- [Written request]:
Print every entry, word for word, and skip the images.

Data records
++++++++++
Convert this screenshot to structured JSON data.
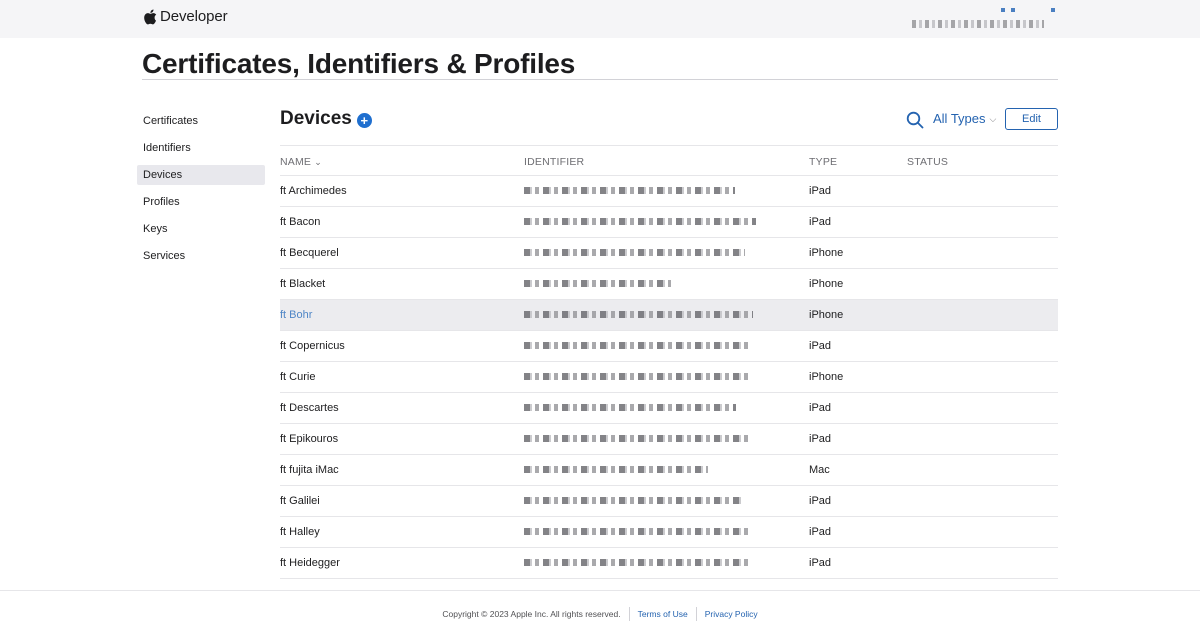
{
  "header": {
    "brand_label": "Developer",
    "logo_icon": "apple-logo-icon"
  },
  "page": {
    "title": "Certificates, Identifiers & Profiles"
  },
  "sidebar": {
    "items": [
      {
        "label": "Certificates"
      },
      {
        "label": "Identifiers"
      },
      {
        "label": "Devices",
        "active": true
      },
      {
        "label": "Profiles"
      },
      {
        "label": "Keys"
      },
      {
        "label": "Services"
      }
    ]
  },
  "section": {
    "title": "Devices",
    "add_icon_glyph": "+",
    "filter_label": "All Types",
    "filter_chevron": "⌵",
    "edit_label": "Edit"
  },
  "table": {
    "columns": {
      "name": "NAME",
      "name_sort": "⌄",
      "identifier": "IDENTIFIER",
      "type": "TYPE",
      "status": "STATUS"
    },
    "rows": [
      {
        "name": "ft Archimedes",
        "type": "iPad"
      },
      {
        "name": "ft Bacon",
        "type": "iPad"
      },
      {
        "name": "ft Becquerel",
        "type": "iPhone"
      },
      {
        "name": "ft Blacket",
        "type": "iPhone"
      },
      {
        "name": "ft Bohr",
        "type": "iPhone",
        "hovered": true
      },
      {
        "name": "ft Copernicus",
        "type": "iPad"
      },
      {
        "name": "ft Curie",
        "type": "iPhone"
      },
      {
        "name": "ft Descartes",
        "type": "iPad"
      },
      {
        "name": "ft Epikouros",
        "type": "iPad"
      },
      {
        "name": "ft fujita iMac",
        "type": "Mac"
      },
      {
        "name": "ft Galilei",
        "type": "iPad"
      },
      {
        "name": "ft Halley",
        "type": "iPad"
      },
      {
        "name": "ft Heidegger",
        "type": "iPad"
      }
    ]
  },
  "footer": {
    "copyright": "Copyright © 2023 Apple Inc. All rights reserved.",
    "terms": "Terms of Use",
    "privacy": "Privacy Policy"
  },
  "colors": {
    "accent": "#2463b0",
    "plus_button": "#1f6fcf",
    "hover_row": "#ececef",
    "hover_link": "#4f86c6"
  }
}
++++++++++
- [Answer to the task]:
Convert this screenshot to structured JSON data.
{
  "header": {
    "brand_label": "Developer",
    "logo_icon": "apple-logo-icon"
  },
  "page": {
    "title": "Certificates, Identifiers & Profiles"
  },
  "sidebar": {
    "items": [
      {
        "label": "Certificates"
      },
      {
        "label": "Identifiers"
      },
      {
        "label": "Devices",
        "active": true
      },
      {
        "label": "Profiles"
      },
      {
        "label": "Keys"
      },
      {
        "label": "Services"
      }
    ]
  },
  "section": {
    "title": "Devices",
    "add_icon_glyph": "+",
    "filter_label": "All Types",
    "filter_chevron": "⌵",
    "edit_label": "Edit"
  },
  "table": {
    "columns": {
      "name": "NAME",
      "name_sort": "⌄",
      "identifier": "IDENTIFIER",
      "type": "TYPE",
      "status": "STATUS"
    },
    "rows": [
      {
        "name": "ft Archimedes",
        "type": "iPad"
      },
      {
        "name": "ft Bacon",
        "type": "iPad"
      },
      {
        "name": "ft Becquerel",
        "type": "iPhone"
      },
      {
        "name": "ft Blacket",
        "type": "iPhone"
      },
      {
        "name": "ft Bohr",
        "type": "iPhone",
        "hovered": true
      },
      {
        "name": "ft Copernicus",
        "type": "iPad"
      },
      {
        "name": "ft Curie",
        "type": "iPhone"
      },
      {
        "name": "ft Descartes",
        "type": "iPad"
      },
      {
        "name": "ft Epikouros",
        "type": "iPad"
      },
      {
        "name": "ft fujita iMac",
        "type": "Mac"
      },
      {
        "name": "ft Galilei",
        "type": "iPad"
      },
      {
        "name": "ft Halley",
        "type": "iPad"
      },
      {
        "name": "ft Heidegger",
        "type": "iPad"
      }
    ]
  },
  "footer": {
    "copyright": "Copyright © 2023 Apple Inc. All rights reserved.",
    "terms": "Terms of Use",
    "privacy": "Privacy Policy"
  },
  "colors": {
    "accent": "#2463b0",
    "plus_button": "#1f6fcf",
    "hover_row": "#ececef",
    "hover_link": "#4f86c6"
  }
}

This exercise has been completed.